◆ Problem
Scan the listing below and copy every line holding "Back".

[Saved entries]
################

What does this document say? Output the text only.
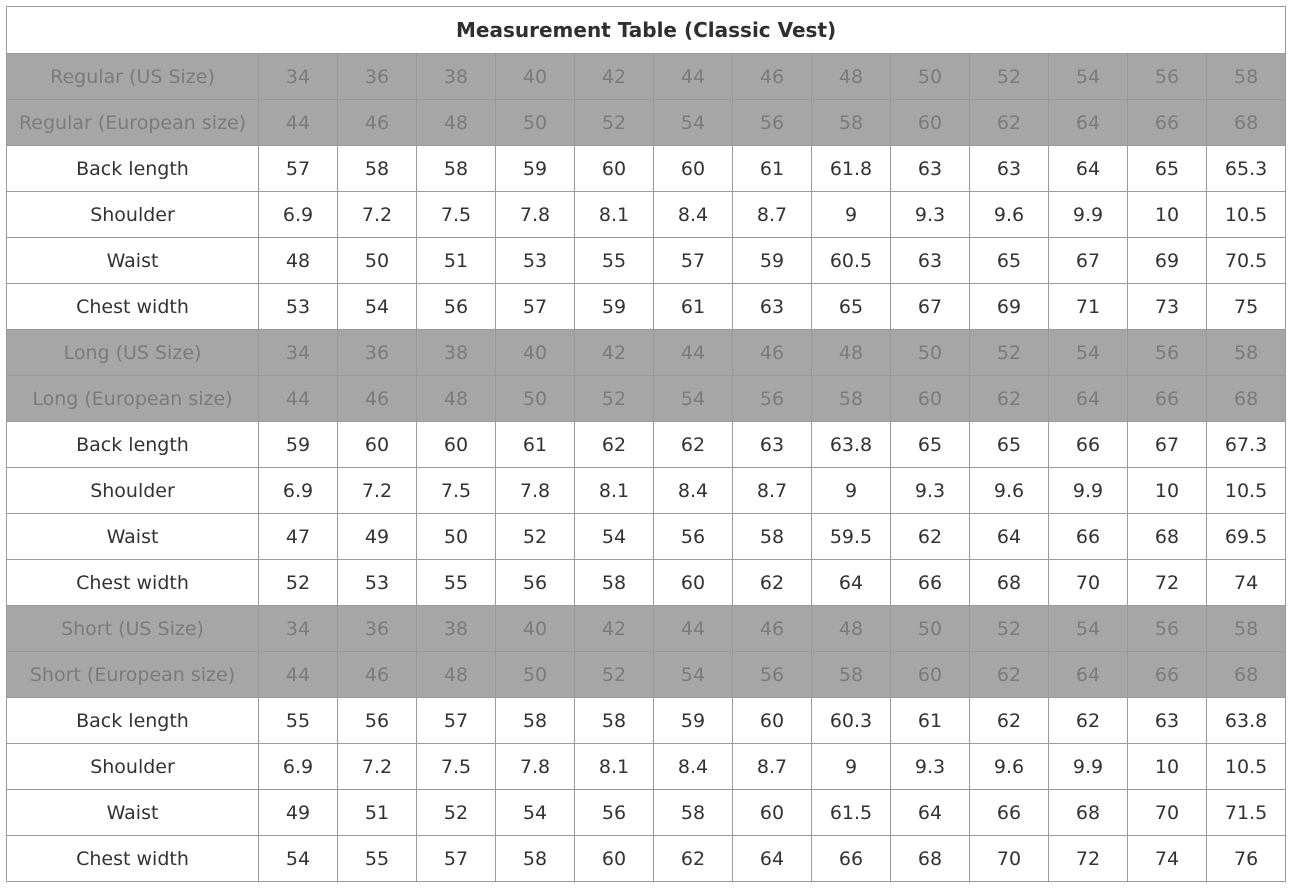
Measurement Table (Classic Vest)													
Regular (US Size)	34	36	38	40	42	44	46	48	50	52	54	56	58
Regular (European size)	44	46	48	50	52	54	56	58	60	62	64	66	68
Back length	57	58	58	59	60	60	61	61.8	63	63	64	65	65.3
Shoulder	6.9	7.2	7.5	7.8	8.1	8.4	8.7	9	9.3	9.6	9.9	10	10.5
Waist	48	50	51	53	55	57	59	60.5	63	65	67	69	70.5
Chest width	53	54	56	57	59	61	63	65	67	69	71	73	75
Long (US Size)	34	36	38	40	42	44	46	48	50	52	54	56	58
Long (European size)	44	46	48	50	52	54	56	58	60	62	64	66	68
Back length	59	60	60	61	62	62	63	63.8	65	65	66	67	67.3
Shoulder	6.9	7.2	7.5	7.8	8.1	8.4	8.7	9	9.3	9.6	9.9	10	10.5
Waist	47	49	50	52	54	56	58	59.5	62	64	66	68	69.5
Chest width	52	53	55	56	58	60	62	64	66	68	70	72	74
Short (US Size)	34	36	38	40	42	44	46	48	50	52	54	56	58
Short (European size)	44	46	48	50	52	54	56	58	60	62	64	66	68
Back length	55	56	57	58	58	59	60	60.3	61	62	62	63	63.8
Shoulder	6.9	7.2	7.5	7.8	8.1	8.4	8.7	9	9.3	9.6	9.9	10	10.5
Waist	49	51	52	54	56	58	60	61.5	64	66	68	70	71.5
Chest width	54	55	57	58	60	62	64	66	68	70	72	74	76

################

◆ Full answer
Back length	57	58	58	59	60	60	61	61.8	63	63	64	65	65.3
Back length	59	60	60	61	62	62	63	63.8	65	65	66	67	67.3
Back length	55	56	57	58	58	59	60	60.3	61	62	62	63	63.8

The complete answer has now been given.